— begin The records —

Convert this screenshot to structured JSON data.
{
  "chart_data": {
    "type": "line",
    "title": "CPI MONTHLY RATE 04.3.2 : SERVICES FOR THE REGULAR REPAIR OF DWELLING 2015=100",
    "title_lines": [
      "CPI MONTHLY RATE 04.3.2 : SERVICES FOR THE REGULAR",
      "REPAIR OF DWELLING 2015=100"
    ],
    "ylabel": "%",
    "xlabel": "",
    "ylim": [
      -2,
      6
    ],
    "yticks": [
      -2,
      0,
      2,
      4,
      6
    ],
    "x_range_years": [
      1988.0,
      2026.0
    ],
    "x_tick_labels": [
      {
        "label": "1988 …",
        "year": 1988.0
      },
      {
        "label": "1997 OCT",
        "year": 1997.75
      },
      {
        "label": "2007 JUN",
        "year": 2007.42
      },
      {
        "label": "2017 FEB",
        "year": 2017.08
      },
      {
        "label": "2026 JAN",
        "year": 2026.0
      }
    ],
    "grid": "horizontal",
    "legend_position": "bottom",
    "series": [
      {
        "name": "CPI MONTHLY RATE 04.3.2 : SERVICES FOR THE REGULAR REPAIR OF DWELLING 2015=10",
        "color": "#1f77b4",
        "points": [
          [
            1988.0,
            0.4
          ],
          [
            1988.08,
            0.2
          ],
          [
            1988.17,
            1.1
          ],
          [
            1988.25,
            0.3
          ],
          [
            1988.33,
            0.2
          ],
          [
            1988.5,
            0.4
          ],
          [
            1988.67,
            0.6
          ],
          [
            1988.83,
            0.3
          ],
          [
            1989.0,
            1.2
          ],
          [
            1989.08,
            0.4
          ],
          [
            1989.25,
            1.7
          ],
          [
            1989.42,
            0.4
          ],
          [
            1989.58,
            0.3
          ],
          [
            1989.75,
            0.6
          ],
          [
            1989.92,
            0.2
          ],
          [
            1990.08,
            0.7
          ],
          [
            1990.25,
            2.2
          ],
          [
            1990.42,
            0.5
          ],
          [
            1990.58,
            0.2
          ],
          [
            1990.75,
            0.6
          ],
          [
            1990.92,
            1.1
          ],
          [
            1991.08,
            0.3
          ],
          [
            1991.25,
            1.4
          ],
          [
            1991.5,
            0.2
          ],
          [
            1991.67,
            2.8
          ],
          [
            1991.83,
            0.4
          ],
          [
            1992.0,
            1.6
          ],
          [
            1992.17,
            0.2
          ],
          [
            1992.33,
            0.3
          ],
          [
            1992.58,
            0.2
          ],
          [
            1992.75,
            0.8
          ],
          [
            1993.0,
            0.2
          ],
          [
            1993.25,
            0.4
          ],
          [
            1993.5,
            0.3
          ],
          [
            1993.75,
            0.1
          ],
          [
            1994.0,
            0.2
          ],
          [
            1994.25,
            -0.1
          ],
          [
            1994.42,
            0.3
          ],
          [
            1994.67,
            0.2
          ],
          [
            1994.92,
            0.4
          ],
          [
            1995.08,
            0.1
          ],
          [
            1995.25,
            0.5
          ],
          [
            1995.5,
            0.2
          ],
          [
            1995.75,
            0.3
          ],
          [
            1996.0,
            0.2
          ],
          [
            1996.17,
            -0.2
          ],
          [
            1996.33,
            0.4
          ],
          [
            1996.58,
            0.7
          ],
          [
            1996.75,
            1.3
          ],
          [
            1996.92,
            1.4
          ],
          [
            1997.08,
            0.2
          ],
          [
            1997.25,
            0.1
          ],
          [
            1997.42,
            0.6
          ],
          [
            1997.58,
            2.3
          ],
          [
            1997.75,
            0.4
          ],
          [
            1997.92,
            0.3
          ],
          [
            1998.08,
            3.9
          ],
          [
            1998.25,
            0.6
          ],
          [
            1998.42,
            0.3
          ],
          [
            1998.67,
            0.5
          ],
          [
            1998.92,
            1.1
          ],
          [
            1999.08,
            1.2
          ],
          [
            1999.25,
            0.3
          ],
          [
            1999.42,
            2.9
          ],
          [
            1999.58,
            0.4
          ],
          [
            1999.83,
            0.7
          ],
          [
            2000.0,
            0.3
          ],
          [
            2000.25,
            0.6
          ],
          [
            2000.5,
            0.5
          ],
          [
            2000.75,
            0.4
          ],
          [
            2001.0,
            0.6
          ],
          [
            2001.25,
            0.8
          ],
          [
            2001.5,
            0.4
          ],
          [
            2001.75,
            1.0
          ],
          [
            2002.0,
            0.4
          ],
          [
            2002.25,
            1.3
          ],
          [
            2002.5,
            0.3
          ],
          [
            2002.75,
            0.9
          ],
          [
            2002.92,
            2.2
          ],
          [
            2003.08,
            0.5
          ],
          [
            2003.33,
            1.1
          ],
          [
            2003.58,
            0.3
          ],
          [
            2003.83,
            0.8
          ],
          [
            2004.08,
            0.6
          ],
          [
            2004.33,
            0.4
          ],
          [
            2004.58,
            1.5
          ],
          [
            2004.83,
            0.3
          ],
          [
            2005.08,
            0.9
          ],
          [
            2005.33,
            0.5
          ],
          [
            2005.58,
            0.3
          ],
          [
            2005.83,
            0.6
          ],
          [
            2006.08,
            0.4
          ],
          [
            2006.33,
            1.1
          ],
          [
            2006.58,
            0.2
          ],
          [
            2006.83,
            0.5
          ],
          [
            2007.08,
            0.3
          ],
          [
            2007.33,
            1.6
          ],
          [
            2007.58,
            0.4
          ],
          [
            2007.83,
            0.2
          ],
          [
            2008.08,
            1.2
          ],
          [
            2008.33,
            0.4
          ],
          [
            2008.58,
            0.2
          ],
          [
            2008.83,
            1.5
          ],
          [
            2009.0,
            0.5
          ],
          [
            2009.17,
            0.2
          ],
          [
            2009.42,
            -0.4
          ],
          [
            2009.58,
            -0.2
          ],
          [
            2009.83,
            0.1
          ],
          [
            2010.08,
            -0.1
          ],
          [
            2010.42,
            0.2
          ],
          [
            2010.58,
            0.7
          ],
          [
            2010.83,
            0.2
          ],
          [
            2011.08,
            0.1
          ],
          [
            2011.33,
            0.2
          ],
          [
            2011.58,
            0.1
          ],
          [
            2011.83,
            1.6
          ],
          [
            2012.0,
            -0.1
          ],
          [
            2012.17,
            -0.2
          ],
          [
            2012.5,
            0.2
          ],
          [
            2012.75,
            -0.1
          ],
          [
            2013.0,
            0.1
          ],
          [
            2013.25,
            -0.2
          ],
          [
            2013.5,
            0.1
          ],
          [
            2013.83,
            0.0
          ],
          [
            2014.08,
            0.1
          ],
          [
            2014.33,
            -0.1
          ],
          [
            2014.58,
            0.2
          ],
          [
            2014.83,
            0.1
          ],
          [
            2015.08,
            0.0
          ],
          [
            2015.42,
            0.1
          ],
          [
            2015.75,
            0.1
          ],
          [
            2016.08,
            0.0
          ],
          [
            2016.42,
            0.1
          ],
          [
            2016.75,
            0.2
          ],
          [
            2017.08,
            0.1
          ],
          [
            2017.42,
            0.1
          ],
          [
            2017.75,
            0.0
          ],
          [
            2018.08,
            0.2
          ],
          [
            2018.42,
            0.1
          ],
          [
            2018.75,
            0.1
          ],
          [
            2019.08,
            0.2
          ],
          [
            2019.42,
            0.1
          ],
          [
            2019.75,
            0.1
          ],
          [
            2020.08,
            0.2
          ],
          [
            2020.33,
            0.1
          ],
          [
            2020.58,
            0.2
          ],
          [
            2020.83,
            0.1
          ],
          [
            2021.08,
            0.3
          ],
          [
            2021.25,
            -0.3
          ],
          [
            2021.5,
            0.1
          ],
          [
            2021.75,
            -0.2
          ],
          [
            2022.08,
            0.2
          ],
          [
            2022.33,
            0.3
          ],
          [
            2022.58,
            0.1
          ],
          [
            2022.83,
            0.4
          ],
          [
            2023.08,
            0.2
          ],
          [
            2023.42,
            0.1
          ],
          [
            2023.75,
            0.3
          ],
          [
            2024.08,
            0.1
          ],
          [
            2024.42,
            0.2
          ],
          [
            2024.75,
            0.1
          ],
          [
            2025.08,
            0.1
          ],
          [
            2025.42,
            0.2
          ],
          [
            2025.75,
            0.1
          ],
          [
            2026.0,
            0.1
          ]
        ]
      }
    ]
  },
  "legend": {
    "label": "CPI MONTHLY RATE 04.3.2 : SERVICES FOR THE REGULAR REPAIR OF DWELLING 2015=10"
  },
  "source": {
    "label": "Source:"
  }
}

— end The records —

• _Short exercise_
Find the lines containing "REGULAR" and list every one of them.

• _Result of this exercise_
    "title": "CPI MONTHLY RATE 04.3.2 : SERVICES FOR THE REGULAR REPAIR OF DWELLING 2015=100",
      "CPI MONTHLY RATE 04.3.2 : SERVICES FOR THE REGULAR",
        "name": "CPI MONTHLY RATE 04.3.2 : SERVICES FOR THE REGULAR REPAIR OF DWELLING 2015=10",
    "label": "CPI MONTHLY RATE 04.3.2 : SERVICES FOR THE REGULAR REPAIR OF DWELLING 2015=10"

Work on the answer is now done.